Work out how many lines of the listing hold the string "their", then answer with that number and nothing else.

### Data shown

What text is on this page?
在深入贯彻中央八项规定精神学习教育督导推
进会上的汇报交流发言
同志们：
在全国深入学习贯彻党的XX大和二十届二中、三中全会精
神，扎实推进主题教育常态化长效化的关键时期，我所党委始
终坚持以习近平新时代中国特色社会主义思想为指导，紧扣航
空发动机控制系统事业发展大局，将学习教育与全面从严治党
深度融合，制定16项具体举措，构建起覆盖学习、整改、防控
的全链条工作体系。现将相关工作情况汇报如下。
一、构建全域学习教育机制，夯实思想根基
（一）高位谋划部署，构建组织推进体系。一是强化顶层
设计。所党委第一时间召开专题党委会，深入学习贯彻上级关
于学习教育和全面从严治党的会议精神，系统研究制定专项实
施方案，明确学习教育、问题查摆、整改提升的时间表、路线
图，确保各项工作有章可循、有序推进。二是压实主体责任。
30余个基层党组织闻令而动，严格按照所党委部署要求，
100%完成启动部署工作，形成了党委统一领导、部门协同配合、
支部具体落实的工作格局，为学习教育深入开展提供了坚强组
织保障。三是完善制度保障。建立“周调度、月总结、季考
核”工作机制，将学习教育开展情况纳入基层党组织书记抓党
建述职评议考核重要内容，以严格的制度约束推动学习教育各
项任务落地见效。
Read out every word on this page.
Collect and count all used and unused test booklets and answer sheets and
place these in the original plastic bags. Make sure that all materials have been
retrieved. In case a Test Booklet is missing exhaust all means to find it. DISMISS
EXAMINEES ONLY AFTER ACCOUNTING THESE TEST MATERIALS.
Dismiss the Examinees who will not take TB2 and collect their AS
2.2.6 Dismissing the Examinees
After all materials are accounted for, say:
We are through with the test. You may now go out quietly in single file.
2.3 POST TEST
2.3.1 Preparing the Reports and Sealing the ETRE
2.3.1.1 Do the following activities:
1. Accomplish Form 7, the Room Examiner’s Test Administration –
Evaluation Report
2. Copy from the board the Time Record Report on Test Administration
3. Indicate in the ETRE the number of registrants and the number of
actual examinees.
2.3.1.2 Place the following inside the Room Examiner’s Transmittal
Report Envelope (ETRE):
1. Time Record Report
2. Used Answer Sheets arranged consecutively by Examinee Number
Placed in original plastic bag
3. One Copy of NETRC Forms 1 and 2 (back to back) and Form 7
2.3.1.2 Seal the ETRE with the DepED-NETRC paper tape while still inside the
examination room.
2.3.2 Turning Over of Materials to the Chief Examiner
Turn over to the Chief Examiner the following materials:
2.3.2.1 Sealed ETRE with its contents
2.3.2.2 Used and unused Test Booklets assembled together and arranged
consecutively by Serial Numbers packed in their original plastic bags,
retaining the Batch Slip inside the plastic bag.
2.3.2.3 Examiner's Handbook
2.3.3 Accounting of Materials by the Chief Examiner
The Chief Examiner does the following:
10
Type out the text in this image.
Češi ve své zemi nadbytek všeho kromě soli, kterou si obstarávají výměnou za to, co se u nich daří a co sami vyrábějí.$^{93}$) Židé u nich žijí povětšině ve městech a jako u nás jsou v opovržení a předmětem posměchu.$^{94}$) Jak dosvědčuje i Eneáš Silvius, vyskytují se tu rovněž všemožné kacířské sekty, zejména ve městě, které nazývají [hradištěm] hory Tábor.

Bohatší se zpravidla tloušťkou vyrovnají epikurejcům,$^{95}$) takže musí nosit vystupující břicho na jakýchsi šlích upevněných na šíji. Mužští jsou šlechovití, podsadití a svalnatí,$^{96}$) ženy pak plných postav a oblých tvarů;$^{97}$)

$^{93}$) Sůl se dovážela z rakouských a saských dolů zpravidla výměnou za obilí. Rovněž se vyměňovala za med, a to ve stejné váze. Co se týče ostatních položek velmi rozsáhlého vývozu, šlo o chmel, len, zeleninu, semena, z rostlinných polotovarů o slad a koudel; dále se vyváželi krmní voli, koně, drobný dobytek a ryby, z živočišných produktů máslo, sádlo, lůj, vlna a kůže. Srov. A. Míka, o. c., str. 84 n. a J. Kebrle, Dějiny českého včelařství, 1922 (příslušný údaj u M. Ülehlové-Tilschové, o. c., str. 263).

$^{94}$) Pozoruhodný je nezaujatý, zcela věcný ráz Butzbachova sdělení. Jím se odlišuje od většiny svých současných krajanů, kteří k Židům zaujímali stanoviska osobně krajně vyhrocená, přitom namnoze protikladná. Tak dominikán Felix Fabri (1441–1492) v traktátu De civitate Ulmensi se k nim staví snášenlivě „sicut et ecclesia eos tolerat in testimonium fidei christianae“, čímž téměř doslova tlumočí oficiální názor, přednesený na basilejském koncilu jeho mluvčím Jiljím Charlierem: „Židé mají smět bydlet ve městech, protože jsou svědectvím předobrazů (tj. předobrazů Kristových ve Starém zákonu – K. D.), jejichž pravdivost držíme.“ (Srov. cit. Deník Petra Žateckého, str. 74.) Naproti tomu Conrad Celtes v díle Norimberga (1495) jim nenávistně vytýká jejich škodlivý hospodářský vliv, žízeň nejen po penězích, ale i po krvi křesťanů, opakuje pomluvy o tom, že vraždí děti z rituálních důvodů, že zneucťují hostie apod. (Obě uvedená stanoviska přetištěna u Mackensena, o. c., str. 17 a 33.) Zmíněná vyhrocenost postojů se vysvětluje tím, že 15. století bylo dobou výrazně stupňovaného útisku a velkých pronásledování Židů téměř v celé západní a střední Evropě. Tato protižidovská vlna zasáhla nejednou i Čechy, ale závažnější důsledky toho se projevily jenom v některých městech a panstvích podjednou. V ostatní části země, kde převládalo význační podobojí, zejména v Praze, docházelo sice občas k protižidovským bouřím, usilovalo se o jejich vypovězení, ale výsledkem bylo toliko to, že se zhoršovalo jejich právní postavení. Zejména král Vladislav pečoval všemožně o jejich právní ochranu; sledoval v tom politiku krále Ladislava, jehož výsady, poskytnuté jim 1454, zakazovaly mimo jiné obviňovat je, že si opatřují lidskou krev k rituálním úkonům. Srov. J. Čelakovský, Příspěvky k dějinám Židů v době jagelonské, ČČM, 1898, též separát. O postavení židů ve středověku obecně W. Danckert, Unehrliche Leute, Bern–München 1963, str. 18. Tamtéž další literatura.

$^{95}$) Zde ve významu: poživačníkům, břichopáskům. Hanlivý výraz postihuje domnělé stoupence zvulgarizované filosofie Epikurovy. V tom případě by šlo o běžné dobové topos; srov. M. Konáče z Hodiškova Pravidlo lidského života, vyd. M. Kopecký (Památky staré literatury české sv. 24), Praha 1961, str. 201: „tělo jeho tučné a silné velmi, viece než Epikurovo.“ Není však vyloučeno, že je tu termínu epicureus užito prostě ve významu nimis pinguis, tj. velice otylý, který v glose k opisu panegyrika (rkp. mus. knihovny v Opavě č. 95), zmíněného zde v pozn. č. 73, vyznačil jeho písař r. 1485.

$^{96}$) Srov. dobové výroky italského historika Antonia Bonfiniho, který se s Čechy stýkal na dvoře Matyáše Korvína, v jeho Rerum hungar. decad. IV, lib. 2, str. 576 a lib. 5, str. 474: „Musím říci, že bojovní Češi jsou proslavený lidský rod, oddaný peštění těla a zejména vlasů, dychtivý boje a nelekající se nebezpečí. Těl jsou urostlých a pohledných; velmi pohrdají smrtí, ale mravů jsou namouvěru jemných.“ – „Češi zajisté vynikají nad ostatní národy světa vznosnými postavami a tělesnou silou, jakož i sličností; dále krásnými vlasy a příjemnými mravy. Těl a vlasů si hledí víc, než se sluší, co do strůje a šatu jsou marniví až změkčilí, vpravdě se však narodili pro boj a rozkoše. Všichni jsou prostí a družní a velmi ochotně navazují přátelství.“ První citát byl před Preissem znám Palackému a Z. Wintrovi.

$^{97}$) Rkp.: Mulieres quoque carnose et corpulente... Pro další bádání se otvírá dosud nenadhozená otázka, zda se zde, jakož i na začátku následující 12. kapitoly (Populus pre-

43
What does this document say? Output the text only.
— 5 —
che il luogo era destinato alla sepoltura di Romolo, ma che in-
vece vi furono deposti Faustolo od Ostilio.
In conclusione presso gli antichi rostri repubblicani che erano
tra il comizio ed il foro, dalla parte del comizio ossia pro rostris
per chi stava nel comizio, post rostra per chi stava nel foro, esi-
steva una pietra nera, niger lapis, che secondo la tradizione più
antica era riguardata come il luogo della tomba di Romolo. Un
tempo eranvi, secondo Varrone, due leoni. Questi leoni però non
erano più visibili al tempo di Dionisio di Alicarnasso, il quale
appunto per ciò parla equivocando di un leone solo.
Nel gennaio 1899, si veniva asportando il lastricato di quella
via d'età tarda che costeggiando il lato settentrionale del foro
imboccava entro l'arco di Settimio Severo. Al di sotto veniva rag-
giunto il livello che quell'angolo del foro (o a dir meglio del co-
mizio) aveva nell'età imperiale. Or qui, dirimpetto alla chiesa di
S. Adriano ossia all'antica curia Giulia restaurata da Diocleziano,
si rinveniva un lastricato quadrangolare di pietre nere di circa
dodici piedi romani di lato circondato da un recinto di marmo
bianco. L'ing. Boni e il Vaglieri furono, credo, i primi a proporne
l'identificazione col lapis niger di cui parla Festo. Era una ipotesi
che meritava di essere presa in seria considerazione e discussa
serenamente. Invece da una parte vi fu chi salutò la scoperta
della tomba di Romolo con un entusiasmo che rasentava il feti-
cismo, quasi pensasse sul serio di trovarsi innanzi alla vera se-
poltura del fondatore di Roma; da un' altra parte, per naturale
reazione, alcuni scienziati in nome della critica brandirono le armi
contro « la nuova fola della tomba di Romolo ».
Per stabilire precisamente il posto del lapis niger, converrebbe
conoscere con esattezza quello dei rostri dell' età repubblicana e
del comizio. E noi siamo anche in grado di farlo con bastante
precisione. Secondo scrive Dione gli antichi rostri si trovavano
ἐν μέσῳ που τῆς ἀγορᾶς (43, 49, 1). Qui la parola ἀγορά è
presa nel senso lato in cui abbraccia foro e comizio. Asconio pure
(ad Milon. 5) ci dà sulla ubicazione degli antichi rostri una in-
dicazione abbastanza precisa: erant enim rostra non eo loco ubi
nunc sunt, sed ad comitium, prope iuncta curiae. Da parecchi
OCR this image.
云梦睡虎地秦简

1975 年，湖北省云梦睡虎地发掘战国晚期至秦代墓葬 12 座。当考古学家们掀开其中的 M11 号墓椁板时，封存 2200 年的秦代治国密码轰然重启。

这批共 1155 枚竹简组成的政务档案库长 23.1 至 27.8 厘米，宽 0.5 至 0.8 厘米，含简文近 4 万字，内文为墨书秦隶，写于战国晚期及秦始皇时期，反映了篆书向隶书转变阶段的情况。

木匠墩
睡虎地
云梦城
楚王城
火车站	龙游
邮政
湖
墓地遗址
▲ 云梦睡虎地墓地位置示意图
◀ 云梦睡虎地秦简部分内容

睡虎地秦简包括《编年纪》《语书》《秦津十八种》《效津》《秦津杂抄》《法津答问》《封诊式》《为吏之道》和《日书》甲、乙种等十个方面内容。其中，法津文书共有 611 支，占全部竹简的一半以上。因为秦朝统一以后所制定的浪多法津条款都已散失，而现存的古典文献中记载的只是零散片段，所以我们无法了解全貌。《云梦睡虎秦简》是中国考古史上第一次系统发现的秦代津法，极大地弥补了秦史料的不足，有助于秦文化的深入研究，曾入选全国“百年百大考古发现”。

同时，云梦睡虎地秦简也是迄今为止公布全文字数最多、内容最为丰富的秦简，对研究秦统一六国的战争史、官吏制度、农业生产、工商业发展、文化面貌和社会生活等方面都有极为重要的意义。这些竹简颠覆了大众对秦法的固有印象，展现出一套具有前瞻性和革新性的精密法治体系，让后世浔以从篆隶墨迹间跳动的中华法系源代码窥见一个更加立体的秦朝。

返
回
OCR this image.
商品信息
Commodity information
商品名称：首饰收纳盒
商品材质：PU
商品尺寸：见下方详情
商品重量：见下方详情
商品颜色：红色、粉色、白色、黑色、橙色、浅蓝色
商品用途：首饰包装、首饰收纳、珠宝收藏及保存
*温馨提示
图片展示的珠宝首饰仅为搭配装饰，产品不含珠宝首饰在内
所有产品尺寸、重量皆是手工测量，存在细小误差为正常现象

######

Finished task.
2